= What you have to do =
From the data below, extract the lines from the one containing "place-label: Bornholm Basin: [238, 205, 290, 229]" up to and including the one containing "colorbar-segment: [648, 474, 660, 486]", reproducing each line verbatim.

= Given information =
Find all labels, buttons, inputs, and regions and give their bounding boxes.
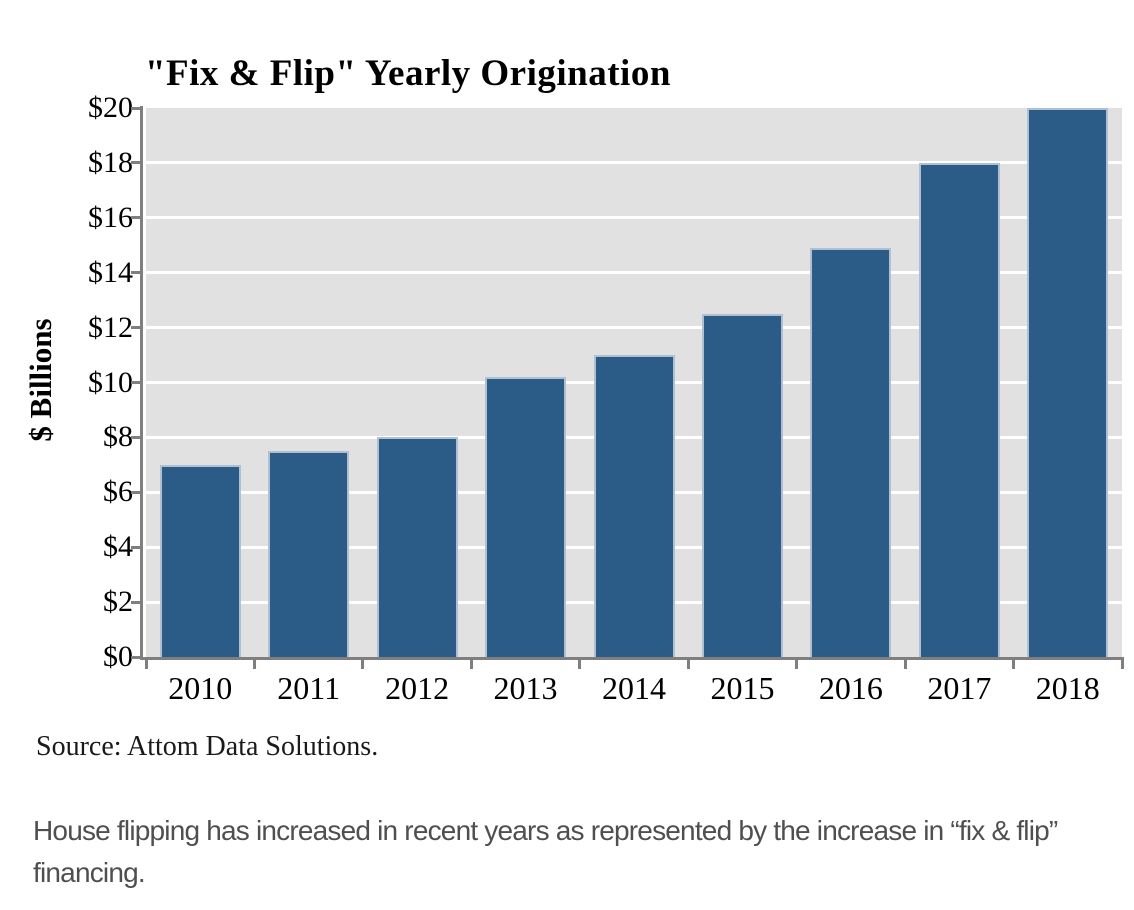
gridline-12 <box>146 326 1122 330</box>
y-tick-mark-20 <box>131 106 140 110</box>
x-tick-label-2013: 2013 <box>493 670 558 706</box>
x-tick-mark-2 <box>361 660 365 669</box>
bar-2015 <box>701 313 783 657</box>
x-tick-mark-7 <box>903 660 907 669</box>
plot-area <box>146 108 1122 657</box>
y-tick-label-16: $16 <box>88 200 133 234</box>
x-tick-mark-9 <box>1120 660 1124 669</box>
bar-2018 <box>1027 108 1109 657</box>
x-tick-label-2015: 2015 <box>710 670 775 706</box>
y-tick-mark-6 <box>131 490 140 494</box>
x-tick-mark-4 <box>578 660 582 669</box>
y-tick-label-8: $8 <box>103 420 133 454</box>
bar-2012 <box>376 437 458 657</box>
bar-2014 <box>593 355 675 657</box>
caption-text: House flipping has increased in recent y… <box>33 815 1058 888</box>
source-note: Source: Attom Data Solutions. <box>36 731 379 762</box>
y-tick-mark-0 <box>131 655 140 659</box>
y-tick-label-20: $20 <box>88 91 133 124</box>
x-tick-mark-5 <box>686 660 690 669</box>
y-tick-label-2: $2 <box>103 585 133 619</box>
x-tick-label-2010: 2010 <box>168 670 233 706</box>
y-tick-mark-16 <box>131 216 140 220</box>
x-tick-label-2012: 2012 <box>385 670 450 706</box>
x-tick-label-2014: 2014 <box>601 670 666 706</box>
x-tick-mark-0 <box>144 660 148 669</box>
y-tick-label-12: $12 <box>88 310 133 344</box>
x-tick-label-2016: 2016 <box>818 670 883 706</box>
y-tick-label-18: $18 <box>88 145 133 179</box>
y-tick-mark-8 <box>131 435 140 439</box>
gridline-18 <box>146 161 1122 165</box>
y-axis-line <box>140 106 143 660</box>
y-tick-mark-14 <box>131 271 140 275</box>
chart-title: "Fix & Flip" Yearly Origination <box>145 53 671 94</box>
y-tick-label-0: $0 <box>103 640 133 673</box>
bar-2013 <box>485 377 567 657</box>
bar-2016 <box>810 248 892 657</box>
y-tick-label-4: $4 <box>103 530 133 564</box>
x-axis-line <box>140 657 1124 660</box>
bar-2011 <box>268 451 350 657</box>
x-tick-mark-3 <box>469 660 473 669</box>
bar-2017 <box>918 162 1000 657</box>
x-tick-mark-6 <box>795 660 799 669</box>
y-tick-mark-18 <box>131 161 140 165</box>
y-tick-mark-10 <box>131 381 140 384</box>
x-tick-mark-1 <box>252 660 256 669</box>
y-tick-label-10: $10 <box>88 365 133 399</box>
y-tick-mark-4 <box>131 545 140 549</box>
x-tick-label-2011: 2011 <box>277 670 341 706</box>
gridline-14 <box>146 271 1122 275</box>
bar-2010 <box>159 464 241 657</box>
y-tick-mark-2 <box>131 600 140 604</box>
gridline-16 <box>146 216 1122 220</box>
y-tick-label-14: $14 <box>88 255 133 289</box>
y-tick-mark-12 <box>131 326 140 330</box>
y-tick-label-6: $6 <box>103 475 133 509</box>
x-tick-label-2017: 2017 <box>927 670 992 706</box>
x-tick-mark-8 <box>1012 660 1016 669</box>
x-tick-label-2018: 2018 <box>1035 670 1100 706</box>
x-axis-tick-labels: 2010 2011 2012 2013 2014 2015 2016 2017 2018 <box>146 671 1122 711</box>
y-axis-tick-labels: $0 $2 $4 $6 $8 $10 $12 $14 $16 $18 $20 <box>30 93 133 672</box>
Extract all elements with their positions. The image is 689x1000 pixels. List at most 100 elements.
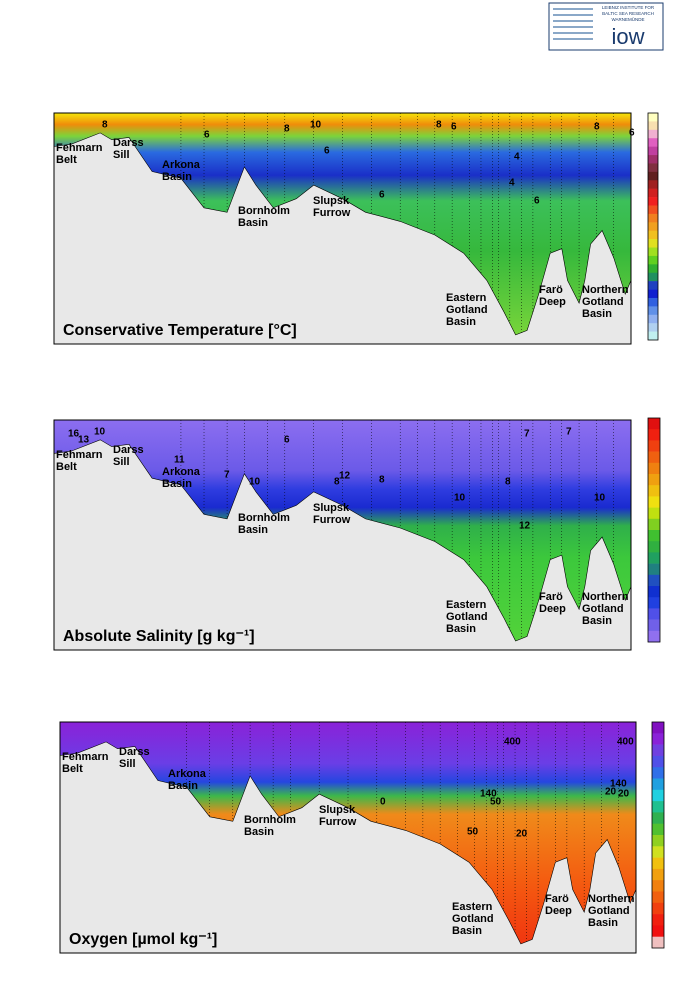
place-label: Bornholm Basin: [238, 205, 290, 229]
place-label: Fehmarn Belt: [56, 142, 103, 166]
colorbar-segment: [648, 264, 658, 274]
place-line: Darss: [113, 444, 144, 456]
colorbar-segment: [648, 180, 658, 189]
place-label: Slupsk Furrow: [313, 502, 351, 526]
colorbar-segment: [648, 518, 660, 531]
place-line: Sill: [119, 758, 136, 770]
panel-title: Conservative Temperature [°C]: [63, 322, 297, 339]
colorbar-segment: [648, 289, 658, 299]
place-label: Northern Gotland Basin: [582, 284, 629, 320]
seabed: [59, 741, 637, 954]
logo-line: BALTIC SEA RESEARCH: [602, 11, 654, 16]
colorbar-segment: [648, 474, 660, 486]
place-line: Darss: [119, 746, 150, 758]
place-label: Darss Sill: [113, 444, 144, 468]
colorbar-segment: [648, 247, 658, 257]
place-line: Basin: [162, 478, 192, 490]
place-line: Deep: [539, 296, 566, 308]
place-line: Gotland: [582, 296, 624, 308]
logo-line: WARNEMÜNDE: [611, 16, 644, 22]
colorbar-segment: [648, 597, 660, 609]
colorbar-segment: [648, 541, 660, 553]
place-line: Arkona: [168, 768, 207, 780]
colorbar-segment: [652, 936, 664, 949]
place-line: Gotland: [588, 905, 630, 917]
contour-label: 12: [519, 521, 531, 532]
place-line: Belt: [56, 461, 77, 473]
colorbar-segment: [652, 733, 664, 745]
colorbar-segment: [652, 789, 664, 802]
place-label: Bornholm Basin: [238, 512, 290, 536]
colorbar-segment: [652, 914, 664, 926]
contour-label: 140: [480, 789, 497, 800]
colorbar-segment: [648, 297, 658, 307]
contour-label: 6: [324, 146, 330, 157]
place-line: Furrow: [313, 207, 351, 219]
colorbar-frame: [647, 417, 661, 643]
place-line: Arkona: [162, 466, 201, 478]
place-line: Northern: [582, 284, 629, 296]
colorbar-segment: [648, 418, 660, 430]
colorbar-segment: [648, 462, 660, 475]
contour-label: 8: [505, 477, 511, 488]
place-line: Basin: [582, 615, 612, 627]
colorbar-segment: [652, 722, 664, 734]
colorbar-segment: [648, 113, 658, 122]
place-line: Farö: [539, 284, 563, 296]
colorbar-segment: [652, 801, 664, 813]
panel-frame: [59, 721, 637, 954]
contour-label: 20: [618, 789, 630, 800]
contour-label: 50: [490, 797, 502, 808]
place-label: Eastern Gotland Basin: [446, 599, 488, 635]
contour-label: 8: [436, 120, 442, 131]
contour-label: 10: [594, 493, 606, 504]
place-label: Slupsk Furrow: [319, 804, 357, 828]
place-label: Arkona Basin: [168, 768, 207, 792]
logo-stripes: [553, 8, 593, 40]
place-line: Belt: [56, 154, 77, 166]
place-line: Northern: [582, 591, 629, 603]
contour-label: 20: [516, 829, 528, 840]
place-line: Basin: [244, 826, 274, 838]
contour-label: 8: [102, 120, 108, 131]
place-line: Slupsk: [319, 804, 356, 816]
place-label: Fehmarn Belt: [56, 449, 103, 473]
place-line: Furrow: [313, 514, 351, 526]
colorbar-segment: [648, 485, 660, 497]
place-line: Furrow: [319, 816, 357, 828]
contour-label: 6: [379, 190, 385, 201]
place-line: Deep: [545, 905, 572, 917]
colorbar-segment: [648, 429, 660, 441]
colorbar-segment: [652, 767, 664, 779]
colorbar-segment: [648, 574, 660, 587]
contour-label: 8: [379, 475, 385, 486]
contour-label: 400: [504, 737, 521, 748]
place-line: Gotland: [446, 304, 488, 316]
colorbar-segment: [652, 744, 664, 757]
contour-label: 16: [68, 429, 80, 440]
colorbar-segment: [648, 630, 660, 643]
contour-label: 6: [534, 196, 540, 207]
place-label: Farö Deep: [539, 284, 566, 308]
contour-label: 7: [224, 470, 230, 481]
place-line: Deep: [539, 603, 566, 615]
colorbar-segment: [648, 619, 660, 632]
colorbar-segment: [648, 552, 660, 564]
contour-label: 12: [339, 471, 351, 482]
colorbar-segment: [648, 530, 660, 542]
colorbar-segment: [648, 306, 658, 316]
place-line: Slupsk: [313, 502, 350, 514]
place-line: Eastern: [446, 292, 487, 304]
colorbar-segment: [652, 778, 664, 791]
place-line: Basin: [588, 917, 618, 929]
colorbar-segment: [648, 222, 658, 232]
place-label: Arkona Basin: [162, 159, 201, 183]
colorbar-segment: [648, 171, 658, 181]
colorbar-segment: [648, 138, 658, 147]
place-label: Eastern Gotland Basin: [446, 292, 488, 328]
colorbar-segment: [648, 121, 658, 131]
place-line: Gotland: [452, 913, 494, 925]
contour-label: 50: [467, 827, 479, 838]
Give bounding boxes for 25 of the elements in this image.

= Exercise answer =
place-label: Bornholm Basin: [238, 205, 290, 229]
place-label: Fehmarn Belt: [56, 142, 103, 166]
colorbar-segment: [648, 264, 658, 274]
place-line: Darss: [113, 444, 144, 456]
colorbar-segment: [648, 180, 658, 189]
place-label: Slupsk Furrow: [313, 502, 351, 526]
colorbar-segment: [648, 518, 660, 531]
place-line: Sill: [119, 758, 136, 770]
panel-title: Conservative Temperature [°C]: [63, 322, 297, 339]
colorbar-segment: [648, 289, 658, 299]
place-label: Northern Gotland Basin: [582, 284, 629, 320]
seabed: [59, 741, 637, 954]
logo-line: BALTIC SEA RESEARCH: [602, 11, 654, 16]
colorbar-segment: [648, 474, 660, 486]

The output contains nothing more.